Records shown =
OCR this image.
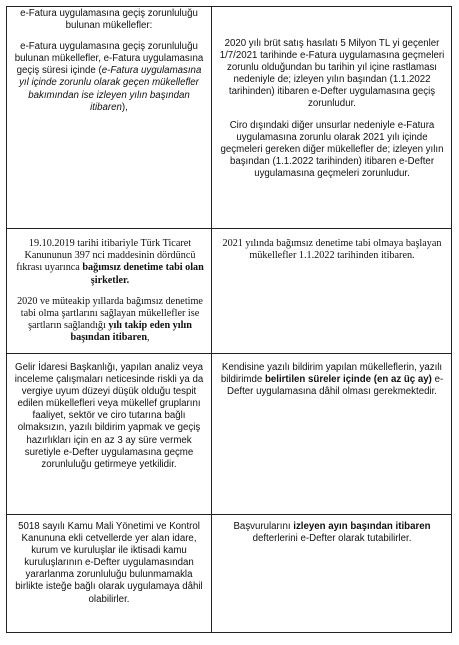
e-Fatura uygulamasına geçiş zorunluluğu bulunan mükellefler:

e-Fatura uygulamasına geçiş zorunluluğu bulunan mükellefler, e-Fatura uygulamasına geçiş süresi içinde (e-Fatura uygulamasına yıl içinde zorunlu olarak geçen mükellefler bakımından ise izleyen yılın başından itibaren),

2020 yılı brüt satış hasılatı 5 Milyon TL yi geçenler 1/7/2021 tarihinde e-Fatura uygulamasına geçmeleri zorunlu olduğundan bu tarihin yıl içine rastlaması nedeniyle de; izleyen yılın başından (1.1.2022 tarihinden) itibaren e-Defter uygulamasına geçiş zorunludur.

Ciro dışındaki diğer unsurlar nedeniyle e-Fatura uygulamasına zorunlu olarak 2021 yılı içinde geçmeleri gereken diğer mükellefler de; izleyen yılın başından (1.1.2022 tarihinden) itibaren e-Defter uygulamasına geçmeleri zorunludur.

19.10.2019 tarihi itibariyle Türk Ticaret Kanununun 397 nci maddesinin dördüncü fıkrası uyarınca bağımsız denetime tabi olan şirketler.

2020 ve müteakip yıllarda bağımsız denetime tabi olma şartlarını sağlayan mükellefler ise şartların sağlandığı yılı takip eden yılın başından itibaren,

2021 yılında bağımsız denetime tabi olmaya başlayan mükellefler 1.1.2022 tarihinden itibaren.

Gelir İdaresi Başkanlığı, yapılan analiz veya inceleme çalışmaları neticesinde riskli ya da vergiye uyum düzeyi düşük olduğu tespit edilen mükellefleri veya mükellef gruplarını faaliyet, sektör ve ciro tutarına bağlı olmaksızın, yazılı bildirim yapmak ve geçiş hazırlıkları için en az 3 ay süre vermek suretiyle e-Defter uygulamasına geçme zorunluluğu getirmeye yetkilidir.

Kendisine yazılı bildirim yapılan mükelleflerin, yazılı bildirimde belirtilen süreler içinde (en az üç ay) e-Defter uygulamasına dâhil olması gerekmektedir.

5018 sayılı Kamu Mali Yönetimi ve Kontrol Kanununa ekli cetvellerde yer alan idare, kurum ve kuruluşlar ile iktisadi kamu kuruluşlarının e-Defter uygulamasından yararlanma zorunluluğu bulunmamakla birlikte isteğe bağlı olarak uygulamaya dâhil olabilirler.

Başvurularını izleyen ayın başından itibaren defterlerini e-Defter olarak tutabilirler.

What is being asked =
Reproduce each line exactly as it appears, omitting the pictures.

Result below =
OCR this image.
e-Fatura uygulamasına geçiş zorunluluğu bulunan mükellefler:

e-Fatura uygulamasına geçiş zorunluluğu bulunan mükellefler, e-Fatura uygulamasına geçiş süresi içinde (e-Fatura uygulamasına yıl içinde zorunlu olarak geçen mükellefler bakımından ise izleyen yılın başından itibaren),

2020 yılı brüt satış hasılatı 5 Milyon TL yi geçenler 1/7/2021 tarihinde e-Fatura uygulamasına geçmeleri zorunlu olduğundan bu tarihin yıl içine rastlaması nedeniyle de; izleyen yılın başından (1.1.2022 tarihinden) itibaren e-Defter uygulamasına geçiş zorunludur.

Ciro dışındaki diğer unsurlar nedeniyle e-Fatura uygulamasına zorunlu olarak 2021 yılı içinde geçmeleri gereken diğer mükellefler de; izleyen yılın başından (1.1.2022 tarihinden) itibaren e-Defter uygulamasına geçmeleri zorunludur.

19.10.2019 tarihi itibariyle Türk Ticaret Kanununun 397 nci maddesinin dördüncü fıkrası uyarınca bağımsız denetime tabi olan şirketler.

2020 ve müteakip yıllarda bağımsız denetime tabi olma şartlarını sağlayan mükellefler ise şartların sağlandığı yılı takip eden yılın başından itibaren,

2021 yılında bağımsız denetime tabi olmaya başlayan mükellefler 1.1.2022 tarihinden itibaren.

Gelir İdaresi Başkanlığı, yapılan analiz veya inceleme çalışmaları neticesinde riskli ya da vergiye uyum düzeyi düşük olduğu tespit edilen mükellefleri veya mükellef gruplarını faaliyet, sektör ve ciro tutarına bağlı olmaksızın, yazılı bildirim yapmak ve geçiş hazırlıkları için en az 3 ay süre vermek suretiyle e-Defter uygulamasına geçme zorunluluğu getirmeye yetkilidir.

Kendisine yazılı bildirim yapılan mükelleflerin, yazılı bildirimde belirtilen süreler içinde (en az üç ay) e-Defter uygulamasına dâhil olması gerekmektedir.

5018 sayılı Kamu Mali Yönetimi ve Kontrol Kanununa ekli cetvellerde yer alan idare, kurum ve kuruluşlar ile iktisadi kamu kuruluşlarının e-Defter uygulamasından yararlanma zorunluluğu bulunmamakla birlikte isteğe bağlı olarak uygulamaya dâhil olabilirler.

Başvurularını izleyen ayın başından itibaren defterlerini e-Defter olarak tutabilirler.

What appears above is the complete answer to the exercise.